Task instructions: Reading the listing below, count the lines that contain the word "tests" and give that count alone.

-- BEGIN Data extract --

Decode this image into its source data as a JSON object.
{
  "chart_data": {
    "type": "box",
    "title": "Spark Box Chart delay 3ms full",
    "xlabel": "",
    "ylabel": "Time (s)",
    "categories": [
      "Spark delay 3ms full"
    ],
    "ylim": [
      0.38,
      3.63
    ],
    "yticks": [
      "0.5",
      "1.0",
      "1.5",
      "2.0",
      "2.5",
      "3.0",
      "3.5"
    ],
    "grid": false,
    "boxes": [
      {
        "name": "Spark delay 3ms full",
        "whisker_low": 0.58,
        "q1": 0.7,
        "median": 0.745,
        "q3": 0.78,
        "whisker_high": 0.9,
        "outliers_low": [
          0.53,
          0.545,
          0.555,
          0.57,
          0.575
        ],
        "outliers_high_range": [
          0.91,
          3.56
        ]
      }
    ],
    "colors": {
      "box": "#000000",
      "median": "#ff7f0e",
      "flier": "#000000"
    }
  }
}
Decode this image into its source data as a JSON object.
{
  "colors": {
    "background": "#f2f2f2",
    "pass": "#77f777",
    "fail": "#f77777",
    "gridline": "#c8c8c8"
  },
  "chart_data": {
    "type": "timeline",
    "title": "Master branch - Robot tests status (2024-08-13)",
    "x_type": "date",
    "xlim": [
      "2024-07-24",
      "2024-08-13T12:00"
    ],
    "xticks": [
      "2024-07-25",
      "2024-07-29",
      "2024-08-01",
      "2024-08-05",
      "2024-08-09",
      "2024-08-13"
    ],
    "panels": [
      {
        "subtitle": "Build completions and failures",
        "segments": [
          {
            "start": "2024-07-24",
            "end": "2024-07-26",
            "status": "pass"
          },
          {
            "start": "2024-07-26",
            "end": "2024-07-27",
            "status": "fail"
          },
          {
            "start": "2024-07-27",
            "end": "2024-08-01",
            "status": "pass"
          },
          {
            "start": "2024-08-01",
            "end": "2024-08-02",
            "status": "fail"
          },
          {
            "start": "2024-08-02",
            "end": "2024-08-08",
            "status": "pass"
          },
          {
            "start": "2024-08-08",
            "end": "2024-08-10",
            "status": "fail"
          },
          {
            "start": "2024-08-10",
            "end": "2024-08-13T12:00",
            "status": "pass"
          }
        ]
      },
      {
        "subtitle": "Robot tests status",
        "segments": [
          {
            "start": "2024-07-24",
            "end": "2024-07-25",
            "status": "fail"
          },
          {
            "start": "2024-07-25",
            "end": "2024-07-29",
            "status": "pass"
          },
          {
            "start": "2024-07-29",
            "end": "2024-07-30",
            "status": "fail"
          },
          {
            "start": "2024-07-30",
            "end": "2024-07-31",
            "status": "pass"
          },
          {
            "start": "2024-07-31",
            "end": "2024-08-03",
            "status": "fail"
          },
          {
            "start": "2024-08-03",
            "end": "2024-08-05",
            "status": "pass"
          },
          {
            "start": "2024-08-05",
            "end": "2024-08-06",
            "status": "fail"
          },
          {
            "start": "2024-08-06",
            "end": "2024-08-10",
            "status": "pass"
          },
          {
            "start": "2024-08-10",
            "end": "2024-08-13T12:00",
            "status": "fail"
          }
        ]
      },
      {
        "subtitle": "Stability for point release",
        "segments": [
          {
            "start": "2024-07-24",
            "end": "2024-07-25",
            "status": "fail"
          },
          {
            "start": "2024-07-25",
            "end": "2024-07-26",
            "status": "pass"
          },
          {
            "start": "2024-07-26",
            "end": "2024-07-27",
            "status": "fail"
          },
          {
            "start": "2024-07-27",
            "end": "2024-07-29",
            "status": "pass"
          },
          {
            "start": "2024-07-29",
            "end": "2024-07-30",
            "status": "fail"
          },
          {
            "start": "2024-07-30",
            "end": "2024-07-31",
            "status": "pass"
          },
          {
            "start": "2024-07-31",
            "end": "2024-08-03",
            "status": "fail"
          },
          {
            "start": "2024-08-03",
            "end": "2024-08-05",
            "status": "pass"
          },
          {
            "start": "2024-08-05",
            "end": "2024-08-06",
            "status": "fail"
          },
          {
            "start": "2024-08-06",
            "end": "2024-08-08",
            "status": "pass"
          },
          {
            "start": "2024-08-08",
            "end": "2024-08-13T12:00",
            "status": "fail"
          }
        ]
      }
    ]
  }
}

-- END Data extract --

Answer for the task: 2